▸ Problem statement
Filter the entries and keep only the lines where the string "Spike" appears.

▸ Records from a collection of figures
++++++++

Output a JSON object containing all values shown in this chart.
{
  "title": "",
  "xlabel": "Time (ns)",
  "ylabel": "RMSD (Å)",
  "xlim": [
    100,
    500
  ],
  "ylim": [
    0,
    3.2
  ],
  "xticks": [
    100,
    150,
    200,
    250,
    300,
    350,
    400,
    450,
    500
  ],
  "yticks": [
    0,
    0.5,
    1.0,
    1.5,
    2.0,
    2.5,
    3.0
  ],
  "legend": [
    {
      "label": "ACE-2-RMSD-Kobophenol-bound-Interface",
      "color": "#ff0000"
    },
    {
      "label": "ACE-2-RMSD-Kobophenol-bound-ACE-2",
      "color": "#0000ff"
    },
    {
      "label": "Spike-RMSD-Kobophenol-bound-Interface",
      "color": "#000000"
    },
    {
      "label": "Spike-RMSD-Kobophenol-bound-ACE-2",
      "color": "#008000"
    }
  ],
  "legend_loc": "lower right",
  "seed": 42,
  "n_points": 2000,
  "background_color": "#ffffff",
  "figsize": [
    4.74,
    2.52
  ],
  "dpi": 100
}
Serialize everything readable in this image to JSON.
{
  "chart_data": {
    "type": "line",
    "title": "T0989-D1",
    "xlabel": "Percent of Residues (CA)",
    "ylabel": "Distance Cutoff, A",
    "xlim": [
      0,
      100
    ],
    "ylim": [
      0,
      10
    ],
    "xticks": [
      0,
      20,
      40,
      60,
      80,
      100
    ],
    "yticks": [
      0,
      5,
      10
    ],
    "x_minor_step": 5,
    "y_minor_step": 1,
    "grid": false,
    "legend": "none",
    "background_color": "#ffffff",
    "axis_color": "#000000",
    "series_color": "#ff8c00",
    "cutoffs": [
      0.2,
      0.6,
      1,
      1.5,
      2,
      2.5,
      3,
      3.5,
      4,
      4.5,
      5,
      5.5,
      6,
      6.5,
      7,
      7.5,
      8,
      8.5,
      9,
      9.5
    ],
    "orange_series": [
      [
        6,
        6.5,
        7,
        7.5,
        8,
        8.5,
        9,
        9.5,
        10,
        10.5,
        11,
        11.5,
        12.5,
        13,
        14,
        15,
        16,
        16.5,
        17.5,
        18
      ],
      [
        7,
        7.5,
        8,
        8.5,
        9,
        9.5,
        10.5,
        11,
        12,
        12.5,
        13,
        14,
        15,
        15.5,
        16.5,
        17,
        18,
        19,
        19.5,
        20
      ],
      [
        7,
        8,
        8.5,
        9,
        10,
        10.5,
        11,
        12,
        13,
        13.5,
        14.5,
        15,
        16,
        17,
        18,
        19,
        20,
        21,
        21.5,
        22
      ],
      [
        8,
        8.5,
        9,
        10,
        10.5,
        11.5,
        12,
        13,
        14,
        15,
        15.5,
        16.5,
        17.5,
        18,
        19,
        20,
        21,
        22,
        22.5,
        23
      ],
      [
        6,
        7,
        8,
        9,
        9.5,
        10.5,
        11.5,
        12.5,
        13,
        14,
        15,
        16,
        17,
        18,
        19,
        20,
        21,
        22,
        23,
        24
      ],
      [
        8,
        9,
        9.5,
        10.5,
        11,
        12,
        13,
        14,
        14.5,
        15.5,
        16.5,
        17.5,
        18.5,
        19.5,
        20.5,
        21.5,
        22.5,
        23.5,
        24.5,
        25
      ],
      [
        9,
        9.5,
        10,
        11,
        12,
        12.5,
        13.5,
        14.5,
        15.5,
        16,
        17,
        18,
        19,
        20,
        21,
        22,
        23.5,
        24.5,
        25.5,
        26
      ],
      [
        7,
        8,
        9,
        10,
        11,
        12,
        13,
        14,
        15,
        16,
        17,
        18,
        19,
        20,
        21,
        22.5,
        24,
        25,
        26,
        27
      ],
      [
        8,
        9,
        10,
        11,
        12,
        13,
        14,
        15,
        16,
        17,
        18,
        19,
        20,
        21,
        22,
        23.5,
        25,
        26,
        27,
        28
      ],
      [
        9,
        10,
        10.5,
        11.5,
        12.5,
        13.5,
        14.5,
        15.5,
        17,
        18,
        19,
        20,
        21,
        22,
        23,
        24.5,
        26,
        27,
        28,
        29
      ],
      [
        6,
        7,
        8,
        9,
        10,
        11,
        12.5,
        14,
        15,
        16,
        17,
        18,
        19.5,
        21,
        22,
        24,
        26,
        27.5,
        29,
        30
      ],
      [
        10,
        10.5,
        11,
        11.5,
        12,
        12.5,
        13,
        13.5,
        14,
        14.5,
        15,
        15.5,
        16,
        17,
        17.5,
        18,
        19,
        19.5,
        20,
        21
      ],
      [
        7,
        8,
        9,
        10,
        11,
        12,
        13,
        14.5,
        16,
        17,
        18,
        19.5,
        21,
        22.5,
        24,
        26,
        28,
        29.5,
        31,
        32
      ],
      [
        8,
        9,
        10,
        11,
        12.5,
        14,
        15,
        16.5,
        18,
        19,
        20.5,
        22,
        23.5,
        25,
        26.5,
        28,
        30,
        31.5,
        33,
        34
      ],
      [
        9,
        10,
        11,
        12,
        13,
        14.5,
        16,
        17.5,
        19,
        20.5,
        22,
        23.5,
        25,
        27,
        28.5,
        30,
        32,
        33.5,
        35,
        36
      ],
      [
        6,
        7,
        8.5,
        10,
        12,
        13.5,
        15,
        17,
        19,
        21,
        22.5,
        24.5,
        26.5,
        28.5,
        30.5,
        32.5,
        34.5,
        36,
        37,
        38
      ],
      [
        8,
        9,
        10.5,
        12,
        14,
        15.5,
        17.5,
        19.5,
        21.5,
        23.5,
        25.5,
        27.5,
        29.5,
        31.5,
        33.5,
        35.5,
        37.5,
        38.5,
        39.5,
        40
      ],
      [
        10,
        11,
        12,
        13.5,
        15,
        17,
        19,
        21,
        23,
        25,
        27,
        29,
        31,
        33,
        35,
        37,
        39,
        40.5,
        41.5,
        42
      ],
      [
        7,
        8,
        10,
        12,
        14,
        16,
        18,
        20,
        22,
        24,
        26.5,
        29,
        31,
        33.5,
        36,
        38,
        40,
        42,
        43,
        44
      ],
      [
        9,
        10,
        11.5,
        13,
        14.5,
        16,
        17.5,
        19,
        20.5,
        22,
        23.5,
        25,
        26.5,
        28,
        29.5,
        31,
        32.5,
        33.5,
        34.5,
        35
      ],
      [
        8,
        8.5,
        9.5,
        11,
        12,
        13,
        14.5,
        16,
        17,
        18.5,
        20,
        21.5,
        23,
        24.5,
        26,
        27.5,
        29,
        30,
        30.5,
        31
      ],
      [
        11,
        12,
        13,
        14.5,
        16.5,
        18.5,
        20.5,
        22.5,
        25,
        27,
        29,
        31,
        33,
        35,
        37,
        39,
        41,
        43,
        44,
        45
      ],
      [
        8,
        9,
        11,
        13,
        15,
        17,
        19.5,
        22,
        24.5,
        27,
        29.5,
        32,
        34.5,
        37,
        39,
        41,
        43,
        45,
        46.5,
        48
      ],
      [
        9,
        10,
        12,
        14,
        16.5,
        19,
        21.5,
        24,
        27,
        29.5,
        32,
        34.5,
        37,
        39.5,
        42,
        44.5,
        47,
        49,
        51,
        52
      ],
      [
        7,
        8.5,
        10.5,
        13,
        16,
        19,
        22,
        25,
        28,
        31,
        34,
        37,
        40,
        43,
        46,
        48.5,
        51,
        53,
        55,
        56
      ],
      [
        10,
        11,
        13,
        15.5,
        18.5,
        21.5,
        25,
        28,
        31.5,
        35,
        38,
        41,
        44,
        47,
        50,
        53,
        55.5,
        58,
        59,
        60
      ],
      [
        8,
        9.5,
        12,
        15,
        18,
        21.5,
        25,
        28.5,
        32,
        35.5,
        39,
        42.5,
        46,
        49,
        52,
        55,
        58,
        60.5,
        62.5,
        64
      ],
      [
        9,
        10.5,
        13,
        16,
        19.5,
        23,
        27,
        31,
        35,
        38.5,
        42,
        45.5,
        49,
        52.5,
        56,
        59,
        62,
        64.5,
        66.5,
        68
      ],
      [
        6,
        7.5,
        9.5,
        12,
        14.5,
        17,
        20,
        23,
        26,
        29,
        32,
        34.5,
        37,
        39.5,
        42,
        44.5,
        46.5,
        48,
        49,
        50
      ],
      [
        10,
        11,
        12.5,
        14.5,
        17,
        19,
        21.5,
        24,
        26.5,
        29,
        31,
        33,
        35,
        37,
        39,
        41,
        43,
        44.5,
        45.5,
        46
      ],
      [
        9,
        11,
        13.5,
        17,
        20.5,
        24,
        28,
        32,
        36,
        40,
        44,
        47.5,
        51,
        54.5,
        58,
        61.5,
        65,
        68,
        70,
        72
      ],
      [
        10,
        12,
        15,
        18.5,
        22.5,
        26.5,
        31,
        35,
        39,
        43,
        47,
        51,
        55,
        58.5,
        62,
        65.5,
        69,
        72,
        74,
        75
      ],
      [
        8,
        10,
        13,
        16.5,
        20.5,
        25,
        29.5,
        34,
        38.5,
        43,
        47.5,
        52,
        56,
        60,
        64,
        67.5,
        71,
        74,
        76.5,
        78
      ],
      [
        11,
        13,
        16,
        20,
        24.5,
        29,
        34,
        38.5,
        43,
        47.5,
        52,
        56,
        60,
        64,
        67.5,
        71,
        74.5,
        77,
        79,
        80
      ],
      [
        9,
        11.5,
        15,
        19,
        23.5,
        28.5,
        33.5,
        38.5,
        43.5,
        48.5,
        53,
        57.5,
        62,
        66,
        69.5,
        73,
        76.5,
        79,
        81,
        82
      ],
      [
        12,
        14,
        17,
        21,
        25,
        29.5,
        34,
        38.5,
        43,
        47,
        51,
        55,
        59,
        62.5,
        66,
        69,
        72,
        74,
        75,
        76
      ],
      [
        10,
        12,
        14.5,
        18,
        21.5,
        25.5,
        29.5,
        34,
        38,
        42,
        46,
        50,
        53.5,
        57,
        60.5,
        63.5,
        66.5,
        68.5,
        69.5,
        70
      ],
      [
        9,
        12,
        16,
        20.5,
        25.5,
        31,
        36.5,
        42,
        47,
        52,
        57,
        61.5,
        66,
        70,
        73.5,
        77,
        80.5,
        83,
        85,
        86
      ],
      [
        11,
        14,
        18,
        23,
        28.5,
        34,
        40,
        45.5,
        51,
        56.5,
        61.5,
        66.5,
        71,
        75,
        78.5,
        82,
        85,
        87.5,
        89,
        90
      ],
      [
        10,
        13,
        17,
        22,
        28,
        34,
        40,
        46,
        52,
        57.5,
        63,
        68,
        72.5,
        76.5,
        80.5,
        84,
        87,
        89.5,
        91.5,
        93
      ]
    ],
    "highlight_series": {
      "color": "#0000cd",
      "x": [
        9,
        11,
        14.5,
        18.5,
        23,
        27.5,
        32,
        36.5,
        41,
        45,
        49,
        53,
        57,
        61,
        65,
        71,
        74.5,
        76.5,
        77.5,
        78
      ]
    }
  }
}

++++++++

▸ Task response
      "label": "Spike-RMSD-Kobophenol-bound-Interface",
      "label": "Spike-RMSD-Kobophenol-bound-ACE-2",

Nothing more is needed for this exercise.